What to work on
Copy each line below that contains "name".

Exercise data
______________________________

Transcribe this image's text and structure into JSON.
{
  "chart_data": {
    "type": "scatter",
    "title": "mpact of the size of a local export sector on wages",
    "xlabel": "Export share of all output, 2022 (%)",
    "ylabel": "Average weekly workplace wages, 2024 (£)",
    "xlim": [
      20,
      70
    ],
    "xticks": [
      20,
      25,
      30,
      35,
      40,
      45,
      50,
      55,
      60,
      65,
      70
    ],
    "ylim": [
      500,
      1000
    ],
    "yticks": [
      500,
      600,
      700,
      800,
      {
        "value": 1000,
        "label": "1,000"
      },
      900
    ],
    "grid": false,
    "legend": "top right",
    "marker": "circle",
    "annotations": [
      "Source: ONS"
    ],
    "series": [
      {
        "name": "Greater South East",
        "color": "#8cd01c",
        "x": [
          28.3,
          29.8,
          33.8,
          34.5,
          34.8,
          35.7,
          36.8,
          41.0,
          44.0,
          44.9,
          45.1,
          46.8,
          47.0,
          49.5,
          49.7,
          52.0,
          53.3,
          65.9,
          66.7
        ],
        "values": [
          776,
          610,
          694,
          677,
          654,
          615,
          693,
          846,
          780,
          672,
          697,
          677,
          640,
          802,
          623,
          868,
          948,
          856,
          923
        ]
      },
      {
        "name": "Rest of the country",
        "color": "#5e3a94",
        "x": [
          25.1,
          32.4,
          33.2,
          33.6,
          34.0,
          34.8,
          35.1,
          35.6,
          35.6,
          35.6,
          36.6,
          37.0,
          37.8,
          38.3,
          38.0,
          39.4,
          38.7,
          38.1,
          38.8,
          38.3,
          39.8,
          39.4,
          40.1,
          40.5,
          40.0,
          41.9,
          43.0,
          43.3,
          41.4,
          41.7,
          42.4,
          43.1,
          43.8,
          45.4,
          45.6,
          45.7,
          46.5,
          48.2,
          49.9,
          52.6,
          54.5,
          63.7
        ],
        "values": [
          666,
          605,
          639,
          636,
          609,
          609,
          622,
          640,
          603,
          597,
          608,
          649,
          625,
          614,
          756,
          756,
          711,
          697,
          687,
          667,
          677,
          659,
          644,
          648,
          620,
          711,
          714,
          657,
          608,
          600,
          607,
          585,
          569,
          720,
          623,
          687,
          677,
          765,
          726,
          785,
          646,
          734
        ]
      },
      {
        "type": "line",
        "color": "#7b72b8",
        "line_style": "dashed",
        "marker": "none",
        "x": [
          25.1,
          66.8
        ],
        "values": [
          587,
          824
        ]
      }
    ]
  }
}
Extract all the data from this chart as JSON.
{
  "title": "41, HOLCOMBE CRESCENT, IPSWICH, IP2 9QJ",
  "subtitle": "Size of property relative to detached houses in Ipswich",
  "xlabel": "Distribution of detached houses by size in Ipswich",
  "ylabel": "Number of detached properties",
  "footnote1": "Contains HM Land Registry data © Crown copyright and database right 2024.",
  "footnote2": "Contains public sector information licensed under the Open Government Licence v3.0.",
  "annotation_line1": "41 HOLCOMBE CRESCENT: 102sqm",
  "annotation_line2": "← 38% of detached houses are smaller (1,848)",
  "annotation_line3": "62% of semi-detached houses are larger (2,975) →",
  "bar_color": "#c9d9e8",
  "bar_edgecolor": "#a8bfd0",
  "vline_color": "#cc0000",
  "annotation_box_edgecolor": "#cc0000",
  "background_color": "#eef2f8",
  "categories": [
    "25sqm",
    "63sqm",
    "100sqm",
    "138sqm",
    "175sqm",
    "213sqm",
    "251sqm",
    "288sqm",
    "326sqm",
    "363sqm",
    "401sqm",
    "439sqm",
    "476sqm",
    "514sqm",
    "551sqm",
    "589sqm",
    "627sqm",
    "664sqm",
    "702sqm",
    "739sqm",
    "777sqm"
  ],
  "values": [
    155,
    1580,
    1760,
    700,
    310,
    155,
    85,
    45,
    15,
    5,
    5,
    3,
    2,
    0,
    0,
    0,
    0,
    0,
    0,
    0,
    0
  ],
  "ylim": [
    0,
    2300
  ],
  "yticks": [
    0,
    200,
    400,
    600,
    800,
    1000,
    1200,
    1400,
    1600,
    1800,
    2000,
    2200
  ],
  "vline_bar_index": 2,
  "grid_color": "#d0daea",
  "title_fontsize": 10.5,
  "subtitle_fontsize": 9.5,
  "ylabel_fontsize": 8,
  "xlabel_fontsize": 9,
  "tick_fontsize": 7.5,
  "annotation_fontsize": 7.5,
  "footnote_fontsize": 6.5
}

______________________________

Output for this exercise
        "name": "Greater South East",
        "name": "Rest of the country",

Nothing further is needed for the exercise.